### Exercise requirements
Search the records for "FOFO". Copy every line where it appears.

### Excerpt from a dataset
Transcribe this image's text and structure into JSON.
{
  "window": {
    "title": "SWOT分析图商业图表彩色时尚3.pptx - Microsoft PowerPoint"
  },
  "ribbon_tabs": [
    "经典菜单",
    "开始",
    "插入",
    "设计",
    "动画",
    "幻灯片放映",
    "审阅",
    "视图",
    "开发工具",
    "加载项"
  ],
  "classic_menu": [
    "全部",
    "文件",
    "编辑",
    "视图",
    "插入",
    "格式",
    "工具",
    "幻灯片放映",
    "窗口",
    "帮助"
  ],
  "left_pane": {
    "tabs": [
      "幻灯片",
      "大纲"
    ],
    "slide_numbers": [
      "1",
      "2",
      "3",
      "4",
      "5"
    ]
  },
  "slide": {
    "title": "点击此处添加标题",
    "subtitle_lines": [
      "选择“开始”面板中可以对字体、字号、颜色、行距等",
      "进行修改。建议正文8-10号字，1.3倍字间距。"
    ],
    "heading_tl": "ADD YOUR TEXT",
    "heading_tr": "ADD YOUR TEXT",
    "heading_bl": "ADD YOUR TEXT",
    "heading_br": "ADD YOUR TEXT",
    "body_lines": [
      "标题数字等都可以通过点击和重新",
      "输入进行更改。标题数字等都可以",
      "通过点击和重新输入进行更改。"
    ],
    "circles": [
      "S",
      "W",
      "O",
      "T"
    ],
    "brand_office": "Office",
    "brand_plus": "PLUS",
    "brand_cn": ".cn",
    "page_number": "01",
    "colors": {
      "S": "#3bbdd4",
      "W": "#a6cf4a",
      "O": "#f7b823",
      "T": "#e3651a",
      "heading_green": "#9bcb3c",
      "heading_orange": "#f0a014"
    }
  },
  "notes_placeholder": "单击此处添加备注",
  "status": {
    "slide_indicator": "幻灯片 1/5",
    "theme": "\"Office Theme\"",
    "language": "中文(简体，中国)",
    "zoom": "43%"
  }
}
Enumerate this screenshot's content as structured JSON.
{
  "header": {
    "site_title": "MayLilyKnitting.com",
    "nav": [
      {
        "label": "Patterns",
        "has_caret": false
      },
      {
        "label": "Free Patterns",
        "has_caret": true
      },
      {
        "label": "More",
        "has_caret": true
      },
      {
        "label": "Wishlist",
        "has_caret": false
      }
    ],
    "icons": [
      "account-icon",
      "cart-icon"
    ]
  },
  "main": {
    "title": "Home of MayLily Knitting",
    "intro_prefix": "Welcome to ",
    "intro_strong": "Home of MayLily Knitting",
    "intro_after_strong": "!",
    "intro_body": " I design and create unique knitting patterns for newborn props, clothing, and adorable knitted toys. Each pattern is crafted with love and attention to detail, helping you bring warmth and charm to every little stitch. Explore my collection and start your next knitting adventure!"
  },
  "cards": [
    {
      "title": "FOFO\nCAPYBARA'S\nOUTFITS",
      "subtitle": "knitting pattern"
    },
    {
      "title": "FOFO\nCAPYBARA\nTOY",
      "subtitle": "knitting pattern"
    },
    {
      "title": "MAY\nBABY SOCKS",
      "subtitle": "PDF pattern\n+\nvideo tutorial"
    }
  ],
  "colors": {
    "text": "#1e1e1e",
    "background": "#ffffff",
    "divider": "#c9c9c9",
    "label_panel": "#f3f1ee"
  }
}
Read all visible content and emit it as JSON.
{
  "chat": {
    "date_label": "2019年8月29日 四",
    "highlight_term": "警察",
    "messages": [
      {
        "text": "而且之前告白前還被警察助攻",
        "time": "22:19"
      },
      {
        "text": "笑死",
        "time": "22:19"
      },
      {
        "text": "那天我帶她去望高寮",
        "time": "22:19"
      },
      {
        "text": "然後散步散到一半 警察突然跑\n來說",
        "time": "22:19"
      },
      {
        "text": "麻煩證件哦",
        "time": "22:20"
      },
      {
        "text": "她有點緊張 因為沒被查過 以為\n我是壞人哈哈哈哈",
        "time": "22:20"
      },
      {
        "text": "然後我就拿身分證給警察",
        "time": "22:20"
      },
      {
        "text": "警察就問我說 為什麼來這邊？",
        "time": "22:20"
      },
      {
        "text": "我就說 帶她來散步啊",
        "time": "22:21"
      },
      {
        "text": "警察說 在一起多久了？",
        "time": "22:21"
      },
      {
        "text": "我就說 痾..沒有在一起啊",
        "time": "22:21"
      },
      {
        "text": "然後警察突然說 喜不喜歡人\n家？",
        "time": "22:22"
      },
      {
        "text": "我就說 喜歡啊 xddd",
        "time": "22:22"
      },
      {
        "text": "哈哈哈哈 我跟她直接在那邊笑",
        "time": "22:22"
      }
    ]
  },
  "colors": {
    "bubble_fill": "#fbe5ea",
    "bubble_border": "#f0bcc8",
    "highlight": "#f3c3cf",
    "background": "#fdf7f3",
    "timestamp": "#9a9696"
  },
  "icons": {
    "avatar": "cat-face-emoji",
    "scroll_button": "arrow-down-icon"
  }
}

### Exercise response
      "title": "FOFO\nCAPYBARA'S\nOUTFITS",
      "title": "FOFO\nCAPYBARA\nTOY",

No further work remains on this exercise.